[Begin PROVIDED DATA]
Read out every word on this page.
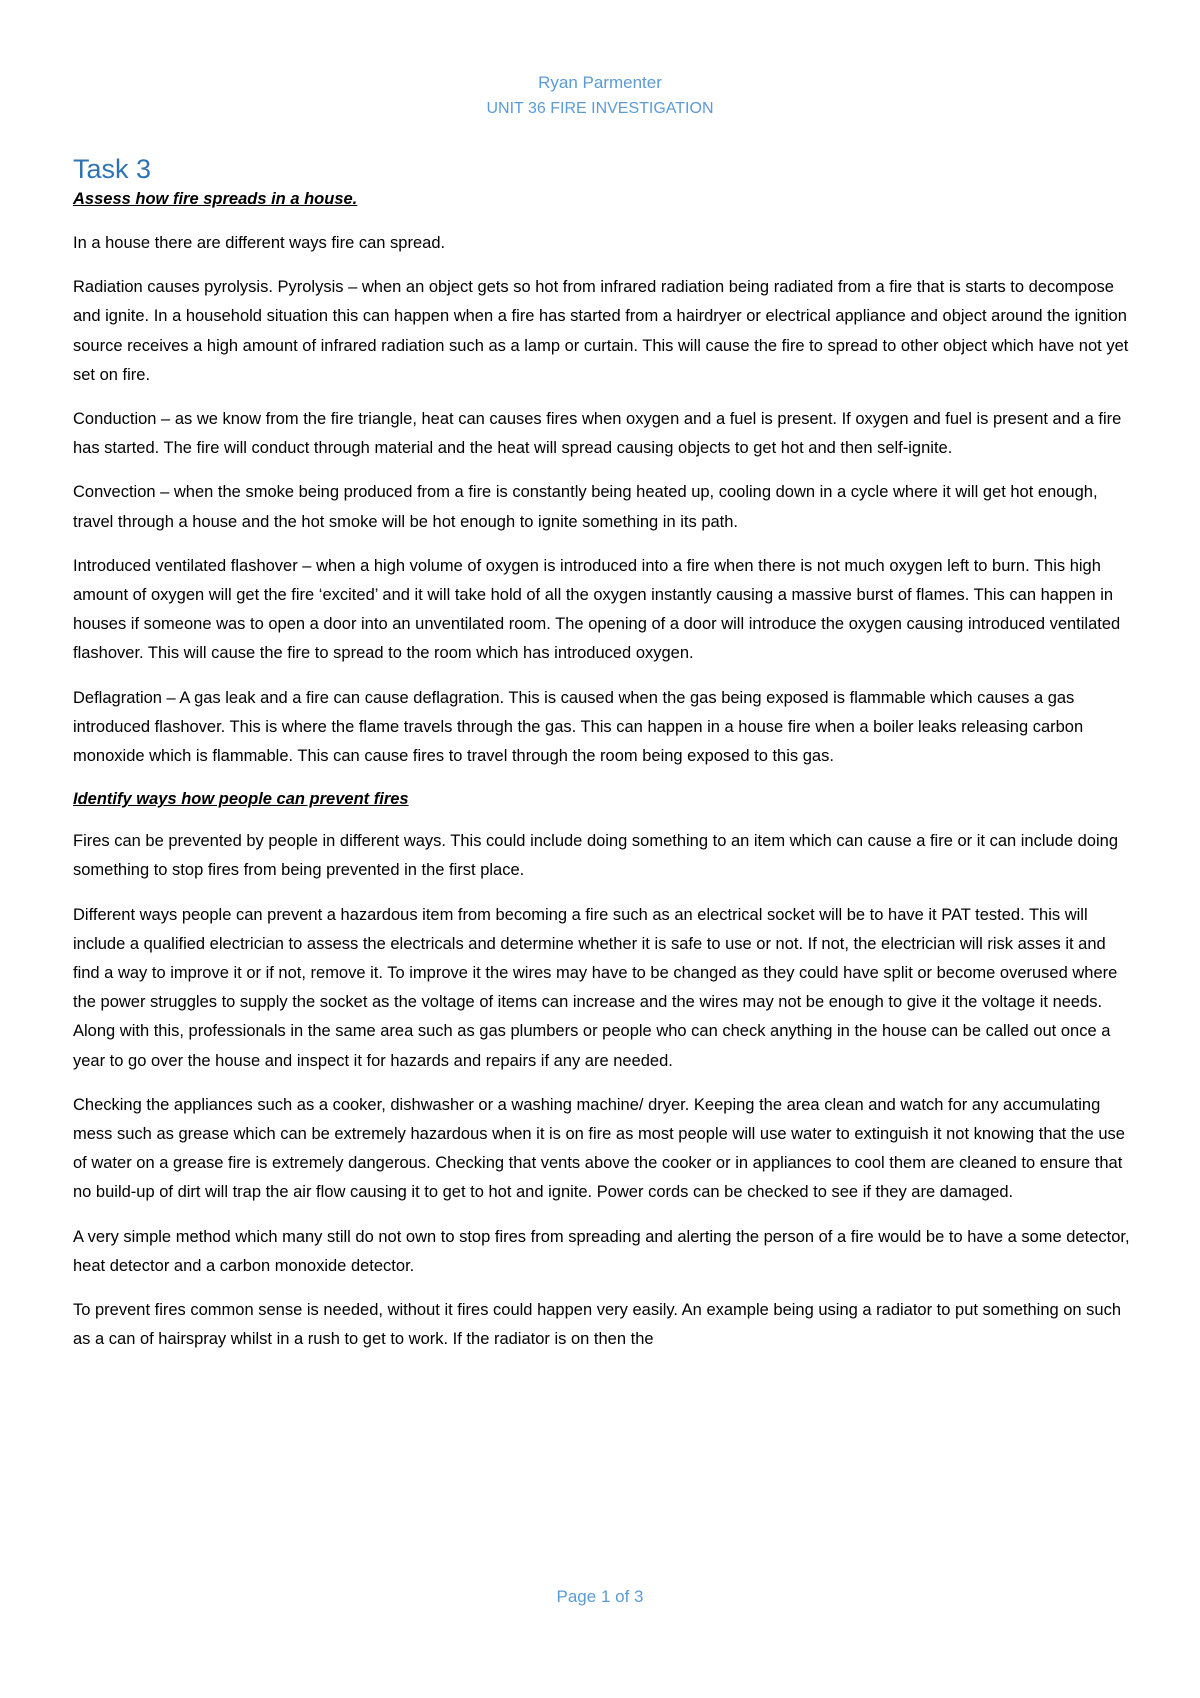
Ryan Parmenter
UNIT 36 FIRE INVESTIGATION
Task 3
Assess how fire spreads in a house.

In a house there are different ways fire can spread.

Radiation causes pyrolysis. Pyrolysis – when an object gets so hot from infrared radiation being radiated from a fire that is starts to decompose and ignite. In a household situation this can happen when a fire has started from a hairdryer or electrical appliance and object around the ignition source receives a high amount of infrared radiation such as a lamp or curtain. This will cause the fire to spread to other object which have not yet set on fire.

Conduction – as we know from the fire triangle, heat can causes fires when oxygen and a fuel is present. If oxygen and fuel is present and a fire has started. The fire will conduct through material and the heat will spread causing objects to get hot and then self-ignite.

Convection – when the smoke being produced from a fire is constantly being heated up, cooling down in a cycle where it will get hot enough, travel through a house and the hot smoke will be hot enough to ignite something in its path.

Introduced ventilated flashover – when a high volume of oxygen is introduced into a fire when there is not much oxygen left to burn. This high amount of oxygen will get the fire ‘excited’ and it will take hold of all the oxygen instantly causing a massive burst of flames. This can happen in houses if someone was to open a door into an unventilated room. The opening of a door will introduce the oxygen causing introduced ventilated flashover. This will cause the fire to spread to the room which has introduced oxygen.

Deflagration – A gas leak and a fire can cause deflagration. This is caused when the gas being exposed is flammable which causes a gas introduced flashover. This is where the flame travels through the gas. This can happen in a house fire when a boiler leaks releasing carbon monoxide which is flammable. This can cause fires to travel through the room being exposed to this gas.

Identify ways how people can prevent fires

Fires can be prevented by people in different ways. This could include doing something to an item which can cause a fire or it can include doing something to stop fires from being prevented in the first place.

Different ways people can prevent a hazardous item from becoming a fire such as an electrical socket will be to have it PAT tested. This will include a qualified electrician to assess the electricals and determine whether it is safe to use or not. If not, the electrician will risk asses it and find a way to improve it or if not, remove it. To improve it the wires may have to be changed as they could have split or become overused where the power struggles to supply the socket as the voltage of items can increase and the wires may not be enough to give it the voltage it needs. Along with this, professionals in the same area such as gas plumbers or people who can check anything in the house can be called out once a year to go over the house and inspect it for hazards and repairs if any are needed.

Checking the appliances such as a cooker, dishwasher or a washing machine/ dryer. Keeping the area clean and watch for any accumulating mess such as grease which can be extremely hazardous when it is on fire as most people will use water to extinguish it not knowing that the use of water on a grease fire is extremely dangerous. Checking that vents above the cooker or in appliances to cool them are cleaned to ensure that no build-up of dirt will trap the air flow causing it to get to hot and ignite. Power cords can be checked to see if they are damaged.

A very simple method which many still do not own to stop fires from spreading and alerting the person of a fire would be to have a some detector, heat detector and a carbon monoxide detector.

To prevent fires common sense is needed, without it fires could happen very easily. An example being using a radiator to put something on such as a can of hairspray whilst in a rush to get to work. If the radiator is on then the

Page 1 of 3
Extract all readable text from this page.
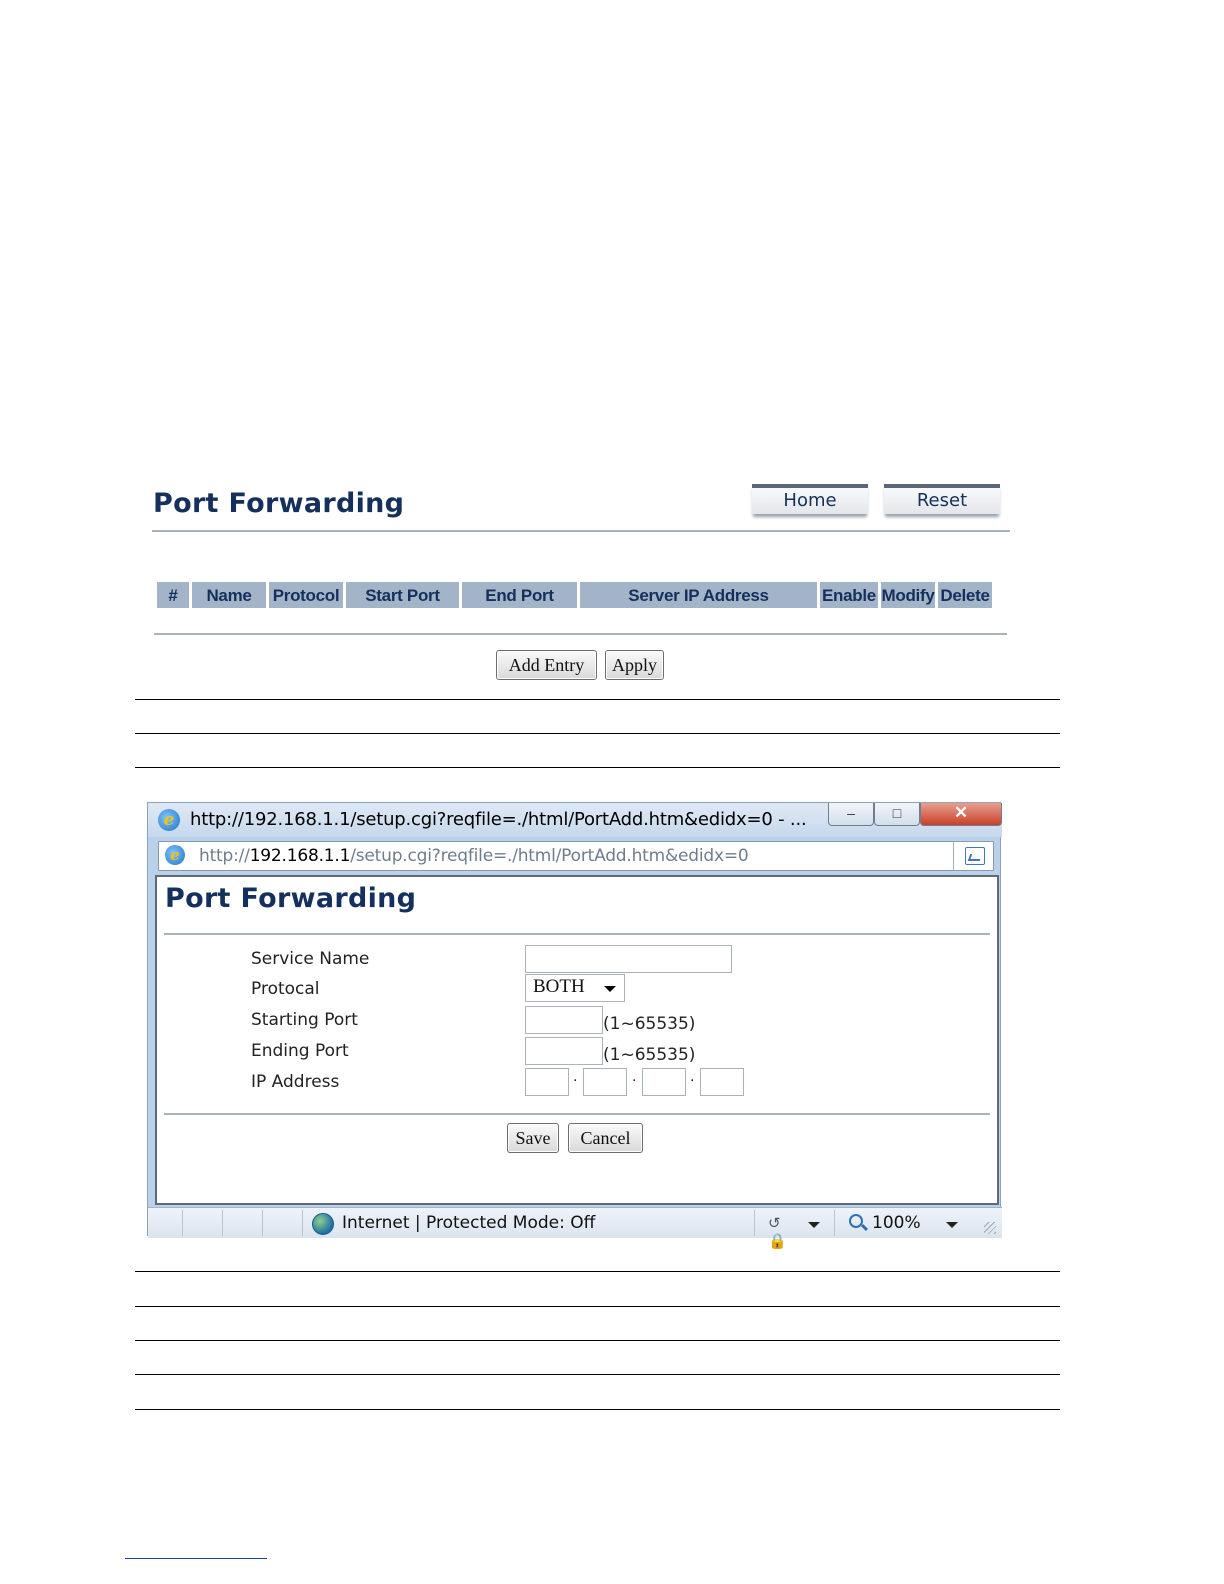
Port Forwarding	Home	Reset
#	Name	Protocol	Start Port	End Port	Server IP Address	Enable Modify Delete
Add Entry	Apply
e http://192.168.1.1/setup.cgi?reqfile=./html/PortAdd.htm&edidx=0 - ...	–	□	✕
e	http://192.168.1.1/setup.cgi?reqfile=./html/PortAdd.htm&edidx=0
Port Forwarding
Service Name
Protocal	BOTH
Starting Port	(1~65535)
Ending Port	(1~65535)
IP Address	.	.	.
Save	Cancel
Internet | Protected Mode: Off	↺🔒
100%
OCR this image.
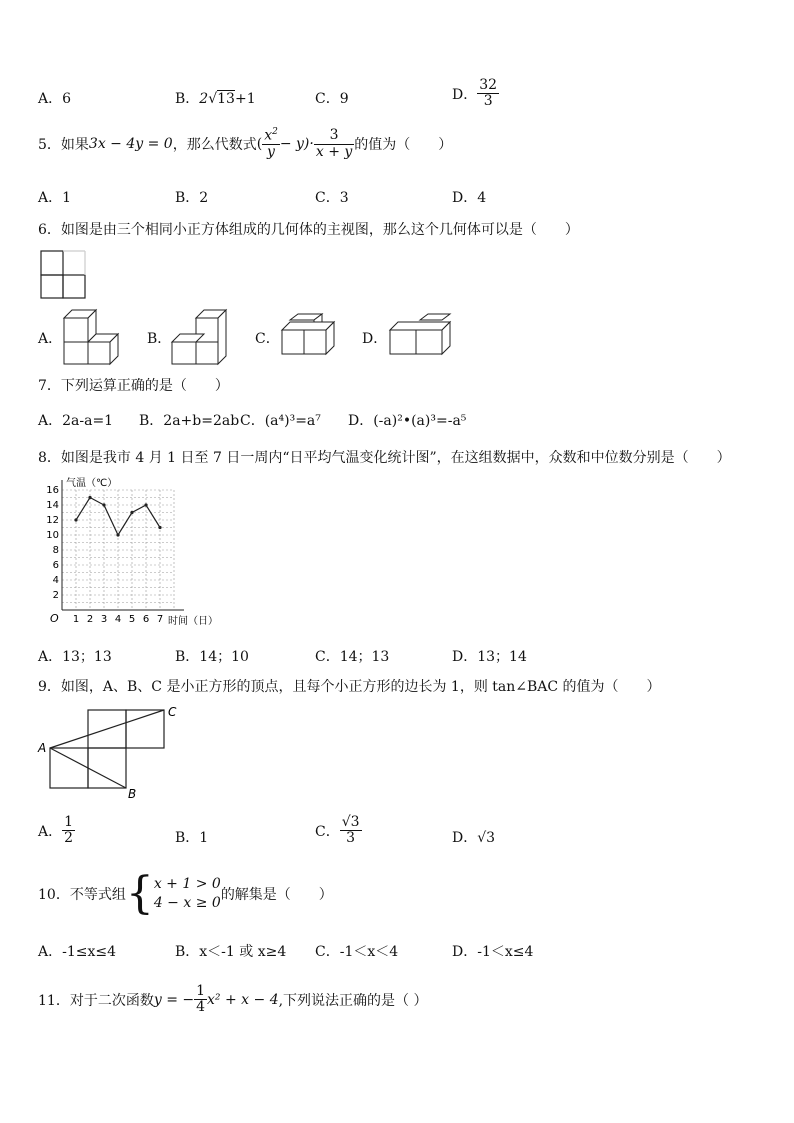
A．6	B．2√13+1	C．9	D． $\frac{32}{3}$
5．如果3x − 4y = 0，那么代数式( $\frac{x^2}{y} - y)\cdot \frac{3}{x + y}$ 的值为（　　）
A．1	B．2	C．3	D．4
6．如图是由三个相同小正方体组成的几何体的主视图，那么这个几何体可以是（　　）
A．	B．	C．	D．
7．下列运算正确的是（　　）
A．2a-a=1 B．2a+b=2ab C．(a⁴)³=a⁷ D．(-a)²•(a)³=-a⁵
8．如图是我市 4 月 1 日至 7 日一周内“日平均气温变化统计图”，在这组数据中，众数和中位数分别是（　　）
2
4
6
8
10
12
14
16
1 2 3 4 5 6 7
气温（℃）
时间（日）
O
A．13；13	B．14；10	C．14；13	D．13；14
9．如图，A、B、C 是小正方形的顶点，且每个小正方形的边长为 1，则 tan∠BAC 的值为（　　）
A
B
C
A． $\frac{1}{2}$	B．1	C． $\frac{√3}{3}$	D．√3
10．不等式组{ x + 1 > 0
4 − x ≥ 0 的解集是（　　）
A．-1≤x≤4	B．x＜-1 或 x≥4 C．-1＜x＜4	D．-1＜x≤4
11．对于二次函数y = − $\frac{1}{4} x^2 + x - 4$,下列说法正确的是（ ）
[End PROVIDED DATA]
Count each line where the string "edidx" occurs, and write only the number.

• [RESPONSE FOR THIS EXERCISE] 2